→ **EXERCISE DIRECTIONS**
Find how many lines of the listing below include the word "Việt", then report the number by itself.

→ **DATA SECTION**
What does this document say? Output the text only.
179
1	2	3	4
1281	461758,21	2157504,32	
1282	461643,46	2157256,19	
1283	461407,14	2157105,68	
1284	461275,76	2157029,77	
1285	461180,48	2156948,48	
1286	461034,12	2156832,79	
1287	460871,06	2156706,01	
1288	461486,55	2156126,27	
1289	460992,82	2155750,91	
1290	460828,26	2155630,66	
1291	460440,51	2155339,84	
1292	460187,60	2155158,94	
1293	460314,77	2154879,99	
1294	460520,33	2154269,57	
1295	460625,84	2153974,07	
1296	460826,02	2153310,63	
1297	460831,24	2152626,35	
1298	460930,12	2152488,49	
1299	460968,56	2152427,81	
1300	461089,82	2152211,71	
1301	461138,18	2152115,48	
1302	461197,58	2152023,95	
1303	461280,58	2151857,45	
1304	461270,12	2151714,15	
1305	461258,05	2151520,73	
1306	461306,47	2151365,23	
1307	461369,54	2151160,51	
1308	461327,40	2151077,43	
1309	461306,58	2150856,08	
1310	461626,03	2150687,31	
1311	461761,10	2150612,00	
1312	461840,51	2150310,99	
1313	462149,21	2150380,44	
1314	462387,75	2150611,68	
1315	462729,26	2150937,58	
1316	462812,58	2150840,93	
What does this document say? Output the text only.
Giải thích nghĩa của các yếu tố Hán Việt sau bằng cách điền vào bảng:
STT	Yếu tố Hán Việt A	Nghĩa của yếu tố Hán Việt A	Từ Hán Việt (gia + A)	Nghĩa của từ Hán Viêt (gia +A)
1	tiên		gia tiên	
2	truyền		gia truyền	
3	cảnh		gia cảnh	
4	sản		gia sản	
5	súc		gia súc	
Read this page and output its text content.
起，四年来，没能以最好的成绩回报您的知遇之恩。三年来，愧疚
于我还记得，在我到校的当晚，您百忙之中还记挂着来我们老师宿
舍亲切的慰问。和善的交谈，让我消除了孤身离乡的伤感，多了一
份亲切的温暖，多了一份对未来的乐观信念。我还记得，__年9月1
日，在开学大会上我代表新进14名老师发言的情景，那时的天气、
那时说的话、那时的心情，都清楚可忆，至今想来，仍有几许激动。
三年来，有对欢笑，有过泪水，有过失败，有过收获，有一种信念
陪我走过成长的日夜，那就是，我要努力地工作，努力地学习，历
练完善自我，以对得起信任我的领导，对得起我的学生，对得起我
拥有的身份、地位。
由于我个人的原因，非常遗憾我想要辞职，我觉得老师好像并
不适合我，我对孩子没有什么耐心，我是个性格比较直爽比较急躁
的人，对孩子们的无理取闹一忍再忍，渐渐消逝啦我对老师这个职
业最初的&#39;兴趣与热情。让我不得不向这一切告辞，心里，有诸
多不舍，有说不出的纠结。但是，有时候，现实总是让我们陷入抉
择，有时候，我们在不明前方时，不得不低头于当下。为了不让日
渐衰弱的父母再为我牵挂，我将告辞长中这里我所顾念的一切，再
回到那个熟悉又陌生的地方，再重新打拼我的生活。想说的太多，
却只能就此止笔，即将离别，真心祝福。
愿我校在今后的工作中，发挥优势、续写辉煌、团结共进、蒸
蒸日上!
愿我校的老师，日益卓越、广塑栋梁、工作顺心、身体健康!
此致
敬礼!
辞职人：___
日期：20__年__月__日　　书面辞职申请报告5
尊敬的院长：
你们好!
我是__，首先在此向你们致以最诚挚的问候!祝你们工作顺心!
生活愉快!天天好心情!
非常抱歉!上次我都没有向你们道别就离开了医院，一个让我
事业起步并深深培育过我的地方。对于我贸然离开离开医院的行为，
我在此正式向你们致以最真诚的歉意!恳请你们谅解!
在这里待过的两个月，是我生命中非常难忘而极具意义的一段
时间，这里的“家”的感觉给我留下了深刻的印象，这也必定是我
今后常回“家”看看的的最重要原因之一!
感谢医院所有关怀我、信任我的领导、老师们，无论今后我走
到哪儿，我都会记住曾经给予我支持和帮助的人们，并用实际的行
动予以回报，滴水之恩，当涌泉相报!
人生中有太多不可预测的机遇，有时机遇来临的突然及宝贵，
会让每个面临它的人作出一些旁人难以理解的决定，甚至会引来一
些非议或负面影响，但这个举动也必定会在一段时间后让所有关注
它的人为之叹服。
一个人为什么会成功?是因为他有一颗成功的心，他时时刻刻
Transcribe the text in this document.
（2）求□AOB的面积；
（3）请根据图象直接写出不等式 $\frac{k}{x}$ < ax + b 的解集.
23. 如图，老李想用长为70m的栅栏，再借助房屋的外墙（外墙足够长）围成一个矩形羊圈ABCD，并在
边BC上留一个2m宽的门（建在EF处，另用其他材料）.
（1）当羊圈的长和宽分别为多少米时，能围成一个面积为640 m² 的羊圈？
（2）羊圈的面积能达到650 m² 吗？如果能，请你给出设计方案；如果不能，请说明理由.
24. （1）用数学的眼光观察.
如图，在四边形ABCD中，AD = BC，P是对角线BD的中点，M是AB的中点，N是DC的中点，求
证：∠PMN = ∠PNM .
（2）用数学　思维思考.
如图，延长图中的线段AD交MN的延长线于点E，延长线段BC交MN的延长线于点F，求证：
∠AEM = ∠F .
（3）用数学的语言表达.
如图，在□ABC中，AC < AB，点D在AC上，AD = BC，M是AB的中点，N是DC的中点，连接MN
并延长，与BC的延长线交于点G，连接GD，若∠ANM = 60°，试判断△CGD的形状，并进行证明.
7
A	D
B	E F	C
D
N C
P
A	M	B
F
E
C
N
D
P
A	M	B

→ **OUTPUT FOR THIS TASK**
2